START
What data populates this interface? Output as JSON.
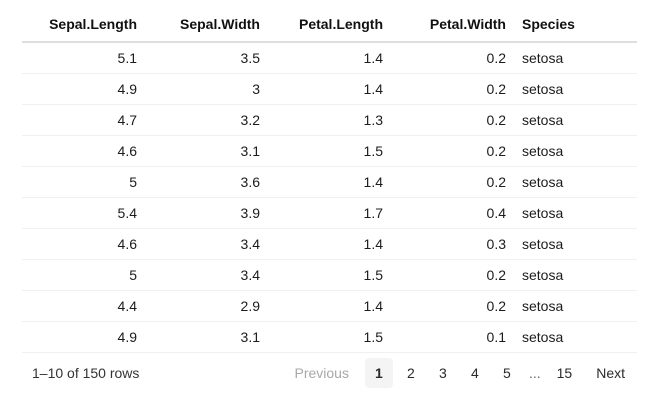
{
  "table": {
    "columns": [
      {
        "label": "Sepal.Length",
        "align": "right"
      },
      {
        "label": "Sepal.Width",
        "align": "right"
      },
      {
        "label": "Petal.Length",
        "align": "right"
      },
      {
        "label": "Petal.Width",
        "align": "right"
      },
      {
        "label": "Species",
        "align": "left"
      }
    ],
    "rows": [
      [
        "5.1",
        "3.5",
        "1.4",
        "0.2",
        "setosa"
      ],
      [
        "4.9",
        "3",
        "1.4",
        "0.2",
        "setosa"
      ],
      [
        "4.7",
        "3.2",
        "1.3",
        "0.2",
        "setosa"
      ],
      [
        "4.6",
        "3.1",
        "1.5",
        "0.2",
        "setosa"
      ],
      [
        "5",
        "3.6",
        "1.4",
        "0.2",
        "setosa"
      ],
      [
        "5.4",
        "3.9",
        "1.7",
        "0.4",
        "setosa"
      ],
      [
        "4.6",
        "3.4",
        "1.4",
        "0.3",
        "setosa"
      ],
      [
        "5",
        "3.4",
        "1.5",
        "0.2",
        "setosa"
      ],
      [
        "4.4",
        "2.9",
        "1.4",
        "0.2",
        "setosa"
      ],
      [
        "4.9",
        "3.1",
        "1.5",
        "0.1",
        "setosa"
      ]
    ]
  },
  "pagination": {
    "info": "1–10 of 150 rows",
    "previous_label": "Previous",
    "next_label": "Next",
    "current_page": "1",
    "pages": [
      "1",
      "2",
      "3",
      "4",
      "5",
      "...",
      "15"
    ]
  },
  "colors": {
    "background": "#ffffff",
    "text": "#1c1c1c",
    "header_border": "#dedede",
    "row_border": "#f0f0f0",
    "disabled_text": "#a8a8a8",
    "current_page_background": "#f4f4f4"
  }
}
END
• [TASK GOAL] Select the lines in this material that hold the word "Petal", leaving none out.

• [COMPLETE OUTPUT]
        "label": "Petal.Length",
        "label": "Petal.Width",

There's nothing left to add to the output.